→ **WORK INSTRUCTIONS**
Extract every line from the records below that contains the word "Gőzfelhős".

→ **INPUT ROWS**
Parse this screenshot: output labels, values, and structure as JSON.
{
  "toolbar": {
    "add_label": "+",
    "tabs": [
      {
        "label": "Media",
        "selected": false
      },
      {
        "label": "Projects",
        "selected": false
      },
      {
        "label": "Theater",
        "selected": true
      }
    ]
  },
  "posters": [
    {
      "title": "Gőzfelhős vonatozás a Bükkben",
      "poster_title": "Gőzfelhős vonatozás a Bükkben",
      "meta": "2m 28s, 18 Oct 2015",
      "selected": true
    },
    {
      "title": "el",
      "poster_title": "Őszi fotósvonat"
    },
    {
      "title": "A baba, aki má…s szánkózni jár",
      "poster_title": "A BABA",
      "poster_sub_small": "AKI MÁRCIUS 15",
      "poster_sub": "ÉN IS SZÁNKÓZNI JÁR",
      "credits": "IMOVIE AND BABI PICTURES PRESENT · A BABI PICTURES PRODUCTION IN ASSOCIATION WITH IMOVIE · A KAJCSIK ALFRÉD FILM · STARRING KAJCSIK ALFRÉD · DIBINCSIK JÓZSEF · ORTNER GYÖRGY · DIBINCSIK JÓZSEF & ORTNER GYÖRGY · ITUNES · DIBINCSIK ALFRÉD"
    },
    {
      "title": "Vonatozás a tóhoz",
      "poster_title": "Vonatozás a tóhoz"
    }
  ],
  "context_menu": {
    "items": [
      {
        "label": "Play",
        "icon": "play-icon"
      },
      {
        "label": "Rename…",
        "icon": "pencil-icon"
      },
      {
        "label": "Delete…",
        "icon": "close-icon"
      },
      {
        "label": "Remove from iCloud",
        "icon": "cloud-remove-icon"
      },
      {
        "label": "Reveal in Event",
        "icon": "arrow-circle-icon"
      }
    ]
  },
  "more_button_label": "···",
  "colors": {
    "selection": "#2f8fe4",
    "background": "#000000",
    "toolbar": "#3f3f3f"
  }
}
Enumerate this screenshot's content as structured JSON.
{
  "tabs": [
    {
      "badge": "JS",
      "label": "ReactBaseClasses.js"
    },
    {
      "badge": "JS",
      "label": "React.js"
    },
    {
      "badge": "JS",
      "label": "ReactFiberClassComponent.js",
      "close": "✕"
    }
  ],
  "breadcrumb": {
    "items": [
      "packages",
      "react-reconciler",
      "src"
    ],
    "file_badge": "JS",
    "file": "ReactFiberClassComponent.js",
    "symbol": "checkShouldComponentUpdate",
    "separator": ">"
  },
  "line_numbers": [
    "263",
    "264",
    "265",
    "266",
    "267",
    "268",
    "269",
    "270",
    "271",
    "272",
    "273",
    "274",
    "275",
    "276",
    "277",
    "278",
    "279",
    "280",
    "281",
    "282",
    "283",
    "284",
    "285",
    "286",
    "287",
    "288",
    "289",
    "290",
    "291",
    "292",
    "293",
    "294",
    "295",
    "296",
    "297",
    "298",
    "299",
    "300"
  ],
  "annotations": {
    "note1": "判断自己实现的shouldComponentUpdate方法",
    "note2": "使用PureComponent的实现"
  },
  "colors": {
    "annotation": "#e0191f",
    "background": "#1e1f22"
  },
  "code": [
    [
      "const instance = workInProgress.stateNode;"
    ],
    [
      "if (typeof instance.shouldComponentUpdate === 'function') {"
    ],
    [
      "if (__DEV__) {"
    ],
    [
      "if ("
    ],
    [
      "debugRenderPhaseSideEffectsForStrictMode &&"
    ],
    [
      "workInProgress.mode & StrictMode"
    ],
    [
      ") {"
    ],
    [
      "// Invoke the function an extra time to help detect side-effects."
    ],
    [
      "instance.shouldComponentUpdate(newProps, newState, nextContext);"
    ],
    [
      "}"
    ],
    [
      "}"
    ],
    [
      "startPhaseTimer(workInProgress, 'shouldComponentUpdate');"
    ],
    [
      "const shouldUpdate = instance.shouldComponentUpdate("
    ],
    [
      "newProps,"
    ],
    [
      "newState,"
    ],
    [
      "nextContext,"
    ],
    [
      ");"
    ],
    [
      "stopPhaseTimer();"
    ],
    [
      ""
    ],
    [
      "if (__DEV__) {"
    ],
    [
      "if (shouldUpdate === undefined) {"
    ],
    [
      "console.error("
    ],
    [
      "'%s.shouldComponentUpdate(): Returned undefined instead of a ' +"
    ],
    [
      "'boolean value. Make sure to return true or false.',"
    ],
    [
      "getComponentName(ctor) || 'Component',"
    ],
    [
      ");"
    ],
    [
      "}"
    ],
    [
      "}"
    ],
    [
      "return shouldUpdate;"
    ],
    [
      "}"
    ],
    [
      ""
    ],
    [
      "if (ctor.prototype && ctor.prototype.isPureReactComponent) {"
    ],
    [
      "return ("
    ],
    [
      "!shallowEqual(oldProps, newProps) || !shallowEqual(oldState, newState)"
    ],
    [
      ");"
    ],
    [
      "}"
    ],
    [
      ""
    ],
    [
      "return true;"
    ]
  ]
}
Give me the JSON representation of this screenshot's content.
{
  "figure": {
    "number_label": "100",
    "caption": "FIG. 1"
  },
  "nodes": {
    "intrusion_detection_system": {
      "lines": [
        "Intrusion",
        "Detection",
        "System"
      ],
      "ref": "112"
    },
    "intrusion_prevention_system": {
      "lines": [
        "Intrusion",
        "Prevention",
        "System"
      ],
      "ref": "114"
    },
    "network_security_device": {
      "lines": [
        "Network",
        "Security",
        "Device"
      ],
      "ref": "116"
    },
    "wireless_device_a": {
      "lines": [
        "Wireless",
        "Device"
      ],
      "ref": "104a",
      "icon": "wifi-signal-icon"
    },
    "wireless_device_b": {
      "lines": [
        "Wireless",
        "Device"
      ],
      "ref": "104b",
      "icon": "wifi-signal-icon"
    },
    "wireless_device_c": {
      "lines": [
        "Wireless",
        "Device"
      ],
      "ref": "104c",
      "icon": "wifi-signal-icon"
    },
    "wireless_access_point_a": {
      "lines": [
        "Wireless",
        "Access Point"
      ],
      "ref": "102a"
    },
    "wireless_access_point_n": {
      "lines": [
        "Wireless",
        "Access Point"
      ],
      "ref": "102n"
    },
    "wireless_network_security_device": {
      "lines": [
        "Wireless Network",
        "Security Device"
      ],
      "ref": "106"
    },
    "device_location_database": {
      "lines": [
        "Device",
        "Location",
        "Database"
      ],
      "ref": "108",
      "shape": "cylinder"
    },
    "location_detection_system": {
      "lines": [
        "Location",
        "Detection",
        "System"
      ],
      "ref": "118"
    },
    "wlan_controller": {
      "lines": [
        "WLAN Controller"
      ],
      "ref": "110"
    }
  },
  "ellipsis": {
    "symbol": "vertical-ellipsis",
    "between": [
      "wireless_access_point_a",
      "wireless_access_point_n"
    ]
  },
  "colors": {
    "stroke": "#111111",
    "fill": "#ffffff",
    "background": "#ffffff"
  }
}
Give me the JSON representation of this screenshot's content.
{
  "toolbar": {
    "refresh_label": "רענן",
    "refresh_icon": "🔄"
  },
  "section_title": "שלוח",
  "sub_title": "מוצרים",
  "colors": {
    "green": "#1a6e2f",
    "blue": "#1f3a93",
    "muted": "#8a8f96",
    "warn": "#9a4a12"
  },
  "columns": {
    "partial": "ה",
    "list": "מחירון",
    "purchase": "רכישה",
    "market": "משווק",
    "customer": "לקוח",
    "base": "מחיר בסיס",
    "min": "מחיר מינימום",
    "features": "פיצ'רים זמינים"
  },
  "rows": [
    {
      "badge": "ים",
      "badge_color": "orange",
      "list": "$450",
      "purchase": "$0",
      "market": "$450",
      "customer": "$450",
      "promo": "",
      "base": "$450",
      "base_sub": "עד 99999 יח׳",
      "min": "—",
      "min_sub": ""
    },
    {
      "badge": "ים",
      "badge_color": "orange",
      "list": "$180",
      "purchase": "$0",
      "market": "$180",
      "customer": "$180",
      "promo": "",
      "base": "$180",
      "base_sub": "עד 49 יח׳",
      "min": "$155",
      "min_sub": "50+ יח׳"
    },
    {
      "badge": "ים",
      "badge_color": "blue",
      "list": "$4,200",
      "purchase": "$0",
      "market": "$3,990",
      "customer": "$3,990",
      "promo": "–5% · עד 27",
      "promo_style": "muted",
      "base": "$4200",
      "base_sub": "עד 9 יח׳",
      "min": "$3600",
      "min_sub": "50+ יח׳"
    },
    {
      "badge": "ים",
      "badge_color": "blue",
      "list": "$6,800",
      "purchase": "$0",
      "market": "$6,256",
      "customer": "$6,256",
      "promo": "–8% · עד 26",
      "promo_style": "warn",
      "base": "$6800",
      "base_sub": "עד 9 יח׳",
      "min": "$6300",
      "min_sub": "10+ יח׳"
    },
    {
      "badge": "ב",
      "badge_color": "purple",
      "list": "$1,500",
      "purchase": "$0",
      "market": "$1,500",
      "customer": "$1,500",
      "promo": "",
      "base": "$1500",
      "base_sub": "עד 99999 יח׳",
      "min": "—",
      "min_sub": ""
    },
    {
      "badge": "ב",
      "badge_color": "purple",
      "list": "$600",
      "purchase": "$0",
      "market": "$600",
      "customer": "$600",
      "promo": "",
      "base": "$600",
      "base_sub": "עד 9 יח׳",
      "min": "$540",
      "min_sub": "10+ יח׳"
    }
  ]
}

→ **TASK OUTPUT**
      "title": "Gőzfelhős vonatozás a Bükkben",
      "poster_title": "Gőzfelhős vonatozás a Bükkben",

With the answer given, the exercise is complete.